Stored items from a collection:
+ + + + + + +

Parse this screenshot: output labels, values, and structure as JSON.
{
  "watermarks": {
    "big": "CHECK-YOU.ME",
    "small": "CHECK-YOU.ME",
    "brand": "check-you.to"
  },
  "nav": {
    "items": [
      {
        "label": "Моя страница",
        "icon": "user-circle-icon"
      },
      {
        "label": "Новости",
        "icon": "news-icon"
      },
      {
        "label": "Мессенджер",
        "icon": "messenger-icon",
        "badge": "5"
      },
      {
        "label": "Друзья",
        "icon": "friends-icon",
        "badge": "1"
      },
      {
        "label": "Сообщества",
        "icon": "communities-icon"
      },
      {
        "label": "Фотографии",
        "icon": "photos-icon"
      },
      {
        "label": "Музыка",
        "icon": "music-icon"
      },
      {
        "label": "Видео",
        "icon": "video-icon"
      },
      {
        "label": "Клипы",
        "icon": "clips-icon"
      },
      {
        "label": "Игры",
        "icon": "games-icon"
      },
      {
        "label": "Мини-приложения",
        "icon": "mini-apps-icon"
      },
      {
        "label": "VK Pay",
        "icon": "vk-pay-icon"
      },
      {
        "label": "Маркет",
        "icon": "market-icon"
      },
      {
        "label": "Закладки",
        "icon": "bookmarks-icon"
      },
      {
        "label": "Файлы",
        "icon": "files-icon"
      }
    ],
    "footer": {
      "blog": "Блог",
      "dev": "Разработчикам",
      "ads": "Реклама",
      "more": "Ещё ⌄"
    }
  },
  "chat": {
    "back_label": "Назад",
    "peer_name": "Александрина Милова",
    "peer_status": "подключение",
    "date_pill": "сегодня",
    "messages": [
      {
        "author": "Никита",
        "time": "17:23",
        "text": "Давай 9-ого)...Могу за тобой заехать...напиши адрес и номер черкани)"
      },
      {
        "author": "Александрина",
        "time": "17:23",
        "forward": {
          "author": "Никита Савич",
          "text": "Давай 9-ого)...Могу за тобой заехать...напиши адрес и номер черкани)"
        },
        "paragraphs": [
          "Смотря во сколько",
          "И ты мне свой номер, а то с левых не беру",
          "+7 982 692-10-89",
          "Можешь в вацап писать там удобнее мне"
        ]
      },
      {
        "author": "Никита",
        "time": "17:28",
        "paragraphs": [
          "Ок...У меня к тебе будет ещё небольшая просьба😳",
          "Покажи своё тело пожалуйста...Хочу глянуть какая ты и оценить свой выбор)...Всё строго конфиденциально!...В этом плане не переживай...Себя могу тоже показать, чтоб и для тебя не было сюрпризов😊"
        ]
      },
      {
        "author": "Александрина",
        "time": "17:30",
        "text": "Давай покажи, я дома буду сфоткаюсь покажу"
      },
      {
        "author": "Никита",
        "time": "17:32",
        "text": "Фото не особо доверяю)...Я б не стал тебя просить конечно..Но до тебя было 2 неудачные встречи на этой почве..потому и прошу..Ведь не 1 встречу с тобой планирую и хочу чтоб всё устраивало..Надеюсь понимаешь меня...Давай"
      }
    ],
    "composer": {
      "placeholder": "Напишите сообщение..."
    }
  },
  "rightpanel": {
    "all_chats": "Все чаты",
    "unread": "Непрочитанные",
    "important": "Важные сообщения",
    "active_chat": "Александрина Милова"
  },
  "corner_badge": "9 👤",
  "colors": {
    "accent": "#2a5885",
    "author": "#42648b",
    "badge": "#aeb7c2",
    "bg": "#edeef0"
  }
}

+ + + + + + +

Directions: Exactly as written, please output every entry.

Output below:
Parse this screenshot: output labels, values, and structure as JSON.
{
  "watermarks": {
    "big": "CHECK-YOU.ME",
    "small": "CHECK-YOU.ME",
    "brand": "check-you.to"
  },
  "nav": {
    "items": [
      {
        "label": "Моя страница",
        "icon": "user-circle-icon"
      },
      {
        "label": "Новости",
        "icon": "news-icon"
      },
      {
        "label": "Мессенджер",
        "icon": "messenger-icon",
        "badge": "5"
      },
      {
        "label": "Друзья",
        "icon": "friends-icon",
        "badge": "1"
      },
      {
        "label": "Сообщества",
        "icon": "communities-icon"
      },
      {
        "label": "Фотографии",
        "icon": "photos-icon"
      },
      {
        "label": "Музыка",
        "icon": "music-icon"
      },
      {
        "label": "Видео",
        "icon": "video-icon"
      },
      {
        "label": "Клипы",
        "icon": "clips-icon"
      },
      {
        "label": "Игры",
        "icon": "games-icon"
      },
      {
        "label": "Мини-приложения",
        "icon": "mini-apps-icon"
      },
      {
        "label": "VK Pay",
        "icon": "vk-pay-icon"
      },
      {
        "label": "Маркет",
        "icon": "market-icon"
      },
      {
        "label": "Закладки",
        "icon": "bookmarks-icon"
      },
      {
        "label": "Файлы",
        "icon": "files-icon"
      }
    ],
    "footer": {
      "blog": "Блог",
      "dev": "Разработчикам",
      "ads": "Реклама",
      "more": "Ещё ⌄"
    }
  },
  "chat": {
    "back_label": "Назад",
    "peer_name": "Александрина Милова",
    "peer_status": "подключение",
    "date_pill": "сегодня",
    "messages": [
      {
        "author": "Никита",
        "time": "17:23",
        "text": "Давай 9-ого)...Могу за тобой заехать...напиши адрес и номер черкани)"
      },
      {
        "author": "Александрина",
        "time": "17:23",
        "forward": {
          "author": "Никита Савич",
          "text": "Давай 9-ого)...Могу за тобой заехать...напиши адрес и номер черкани)"
        },
        "paragraphs": [
          "Смотря во сколько",
          "И ты мне свой номер, а то с левых не беру",
          "+7 982 692-10-89",
          "Можешь в вацап писать там удобнее мне"
        ]
      },
      {
        "author": "Никита",
        "time": "17:28",
        "paragraphs": [
          "Ок...У меня к тебе будет ещё небольшая просьба😳",
          "Покажи своё тело пожалуйста...Хочу глянуть какая ты и оценить свой выбор)...Всё строго конфиденциально!...В этом плане не переживай...Себя могу тоже показать, чтоб и для тебя не было сюрпризов😊"
        ]
      },
      {
        "author": "Александрина",
        "time": "17:30",
        "text": "Давай покажи, я дома буду сфоткаюсь покажу"
      },
      {
        "author": "Никита",
        "time": "17:32",
        "text": "Фото не особо доверяю)...Я б не стал тебя просить конечно..Но до тебя было 2 неудачные встречи на этой почве..потому и прошу..Ведь не 1 встречу с тобой планирую и хочу чтоб всё устраивало..Надеюсь понимаешь меня...Давай"
      }
    ],
    "composer": {
      "placeholder": "Напишите сообщение..."
    }
  },
  "rightpanel": {
    "all_chats": "Все чаты",
    "unread": "Непрочитанные",
    "important": "Важные сообщения",
    "active_chat": "Александрина Милова"
  },
  "corner_badge": "9 👤",
  "colors": {
    "accent": "#2a5885",
    "author": "#42648b",
    "badge": "#aeb7c2",
    "bg": "#edeef0"
  }
}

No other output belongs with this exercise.